[Extracted records]
★ ★ ★
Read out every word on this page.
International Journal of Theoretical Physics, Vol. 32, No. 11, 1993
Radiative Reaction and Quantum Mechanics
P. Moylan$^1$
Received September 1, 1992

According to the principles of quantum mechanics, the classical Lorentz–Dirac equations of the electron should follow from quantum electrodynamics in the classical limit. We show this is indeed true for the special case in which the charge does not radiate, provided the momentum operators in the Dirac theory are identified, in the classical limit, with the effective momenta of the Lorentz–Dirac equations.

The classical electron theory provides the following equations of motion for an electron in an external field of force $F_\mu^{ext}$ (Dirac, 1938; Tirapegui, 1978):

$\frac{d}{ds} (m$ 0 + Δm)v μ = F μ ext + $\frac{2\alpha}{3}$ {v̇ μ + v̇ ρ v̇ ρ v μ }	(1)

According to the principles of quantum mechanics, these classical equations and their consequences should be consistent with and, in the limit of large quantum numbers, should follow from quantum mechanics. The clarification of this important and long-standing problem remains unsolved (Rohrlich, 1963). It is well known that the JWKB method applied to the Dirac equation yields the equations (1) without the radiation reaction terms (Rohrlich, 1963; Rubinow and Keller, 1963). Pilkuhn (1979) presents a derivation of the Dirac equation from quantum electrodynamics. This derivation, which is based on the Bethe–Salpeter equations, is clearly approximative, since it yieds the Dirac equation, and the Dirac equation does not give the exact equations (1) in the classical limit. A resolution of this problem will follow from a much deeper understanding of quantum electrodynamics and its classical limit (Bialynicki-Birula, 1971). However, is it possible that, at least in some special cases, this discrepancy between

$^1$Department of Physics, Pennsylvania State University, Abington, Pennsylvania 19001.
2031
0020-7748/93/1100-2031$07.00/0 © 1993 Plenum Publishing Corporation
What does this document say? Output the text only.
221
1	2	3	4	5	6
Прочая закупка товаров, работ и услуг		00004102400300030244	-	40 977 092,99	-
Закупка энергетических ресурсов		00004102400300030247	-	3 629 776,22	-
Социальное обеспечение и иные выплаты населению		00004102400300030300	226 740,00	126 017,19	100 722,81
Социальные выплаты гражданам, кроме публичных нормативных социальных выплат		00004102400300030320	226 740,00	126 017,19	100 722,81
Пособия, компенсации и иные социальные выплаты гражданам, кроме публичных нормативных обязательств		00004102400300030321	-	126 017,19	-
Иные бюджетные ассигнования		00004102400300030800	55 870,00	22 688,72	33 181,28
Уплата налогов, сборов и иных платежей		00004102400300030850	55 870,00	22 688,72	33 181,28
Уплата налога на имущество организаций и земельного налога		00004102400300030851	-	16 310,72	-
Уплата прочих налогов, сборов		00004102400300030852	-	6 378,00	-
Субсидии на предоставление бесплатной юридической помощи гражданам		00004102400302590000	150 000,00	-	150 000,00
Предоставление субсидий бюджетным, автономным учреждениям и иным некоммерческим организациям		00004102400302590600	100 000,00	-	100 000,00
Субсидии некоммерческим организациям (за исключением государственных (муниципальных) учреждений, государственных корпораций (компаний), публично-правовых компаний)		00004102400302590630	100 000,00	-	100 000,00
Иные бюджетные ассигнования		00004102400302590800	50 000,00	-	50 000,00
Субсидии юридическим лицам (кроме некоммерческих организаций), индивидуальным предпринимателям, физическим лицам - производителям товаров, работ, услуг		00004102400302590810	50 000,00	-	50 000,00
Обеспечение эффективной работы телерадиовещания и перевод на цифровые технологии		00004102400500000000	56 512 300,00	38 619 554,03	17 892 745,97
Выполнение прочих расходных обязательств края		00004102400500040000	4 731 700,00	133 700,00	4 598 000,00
★ ★ ★
What to work on:
Quote the whole listing above, leaving nothing out.

Problem solution:
Read out every word on this page.
International Journal of Theoretical Physics, Vol. 32, No. 11, 1993
Radiative Reaction and Quantum Mechanics
P. Moylan$^1$
Received September 1, 1992

According to the principles of quantum mechanics, the classical Lorentz–Dirac equations of the electron should follow from quantum electrodynamics in the classical limit. We show this is indeed true for the special case in which the charge does not radiate, provided the momentum operators in the Dirac theory are identified, in the classical limit, with the effective momenta of the Lorentz–Dirac equations.

The classical electron theory provides the following equations of motion for an electron in an external field of force $F_\mu^{ext}$ (Dirac, 1938; Tirapegui, 1978):

$\frac{d}{ds} (m$ 0 + Δm)v μ = F μ ext + $\frac{2\alpha}{3}$ {v̇ μ + v̇ ρ v̇ ρ v μ }	(1)

According to the principles of quantum mechanics, these classical equations and their consequences should be consistent with and, in the limit of large quantum numbers, should follow from quantum mechanics. The clarification of this important and long-standing problem remains unsolved (Rohrlich, 1963). It is well known that the JWKB method applied to the Dirac equation yields the equations (1) without the radiation reaction terms (Rohrlich, 1963; Rubinow and Keller, 1963). Pilkuhn (1979) presents a derivation of the Dirac equation from quantum electrodynamics. This derivation, which is based on the Bethe–Salpeter equations, is clearly approximative, since it yieds the Dirac equation, and the Dirac equation does not give the exact equations (1) in the classical limit. A resolution of this problem will follow from a much deeper understanding of quantum electrodynamics and its classical limit (Bialynicki-Birula, 1971). However, is it possible that, at least in some special cases, this discrepancy between

$^1$Department of Physics, Pennsylvania State University, Abington, Pennsylvania 19001.
2031
0020-7748/93/1100-2031$07.00/0 © 1993 Plenum Publishing Corporation
What does this document say? Output the text only.
221
1	2	3	4	5	6
Прочая закупка товаров, работ и услуг		00004102400300030244	-	40 977 092,99	-
Закупка энергетических ресурсов		00004102400300030247	-	3 629 776,22	-
Социальное обеспечение и иные выплаты населению		00004102400300030300	226 740,00	126 017,19	100 722,81
Социальные выплаты гражданам, кроме публичных нормативных социальных выплат		00004102400300030320	226 740,00	126 017,19	100 722,81
Пособия, компенсации и иные социальные выплаты гражданам, кроме публичных нормативных обязательств		00004102400300030321	-	126 017,19	-
Иные бюджетные ассигнования		00004102400300030800	55 870,00	22 688,72	33 181,28
Уплата налогов, сборов и иных платежей		00004102400300030850	55 870,00	22 688,72	33 181,28
Уплата налога на имущество организаций и земельного налога		00004102400300030851	-	16 310,72	-
Уплата прочих налогов, сборов		00004102400300030852	-	6 378,00	-
Субсидии на предоставление бесплатной юридической помощи гражданам		00004102400302590000	150 000,00	-	150 000,00
Предоставление субсидий бюджетным, автономным учреждениям и иным некоммерческим организациям		00004102400302590600	100 000,00	-	100 000,00
Субсидии некоммерческим организациям (за исключением государственных (муниципальных) учреждений, государственных корпораций (компаний), публично-правовых компаний)		00004102400302590630	100 000,00	-	100 000,00
Иные бюджетные ассигнования		00004102400302590800	50 000,00	-	50 000,00
Субсидии юридическим лицам (кроме некоммерческих организаций), индивидуальным предпринимателям, физическим лицам - производителям товаров, работ, услуг		00004102400302590810	50 000,00	-	50 000,00
Обеспечение эффективной работы телерадиовещания и перевод на цифровые технологии		00004102400500000000	56 512 300,00	38 619 554,03	17 892 745,97
Выполнение прочих расходных обязательств края		00004102400500040000	4 731 700,00	133 700,00	4 598 000,00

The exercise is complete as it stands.